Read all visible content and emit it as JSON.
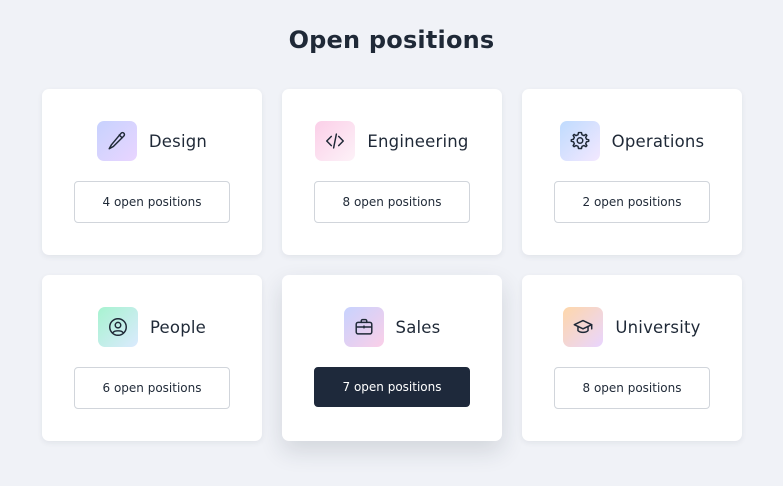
{
  "page": {
    "title": "Open positions"
  },
  "colors": {
    "background": "#f0f2f7",
    "card": "#ffffff",
    "text": "#1f2937",
    "active_button": "#1e293b",
    "button_border": "#d1d5db"
  },
  "departments": [
    {
      "name": "Design",
      "icon": "pencil-icon",
      "positions": "4 open positions",
      "active": false
    },
    {
      "name": "Engineering",
      "icon": "code-icon",
      "positions": "8 open positions",
      "active": false
    },
    {
      "name": "Operations",
      "icon": "gear-icon",
      "positions": "2 open positions",
      "active": false
    },
    {
      "name": "People",
      "icon": "user-circle-icon",
      "positions": "6 open positions",
      "active": false
    },
    {
      "name": "Sales",
      "icon": "briefcase-icon",
      "positions": "7 open positions",
      "active": true
    },
    {
      "name": "University",
      "icon": "graduation-cap-icon",
      "positions": "8 open positions",
      "active": false
    }
  ]
}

..............................

**What is being asked:** Transcribe every line in the entries above, taking out only the images.

**Final answer:**
Read all visible content and emit it as JSON.
{
  "page": {
    "title": "Open positions"
  },
  "colors": {
    "background": "#f0f2f7",
    "card": "#ffffff",
    "text": "#1f2937",
    "active_button": "#1e293b",
    "button_border": "#d1d5db"
  },
  "departments": [
    {
      "name": "Design",
      "icon": "pencil-icon",
      "positions": "4 open positions",
      "active": false
    },
    {
      "name": "Engineering",
      "icon": "code-icon",
      "positions": "8 open positions",
      "active": false
    },
    {
      "name": "Operations",
      "icon": "gear-icon",
      "positions": "2 open positions",
      "active": false
    },
    {
      "name": "People",
      "icon": "user-circle-icon",
      "positions": "6 open positions",
      "active": false
    },
    {
      "name": "Sales",
      "icon": "briefcase-icon",
      "positions": "7 open positions",
      "active": true
    },
    {
      "name": "University",
      "icon": "graduation-cap-icon",
      "positions": "8 open positions",
      "active": false
    }
  ]
}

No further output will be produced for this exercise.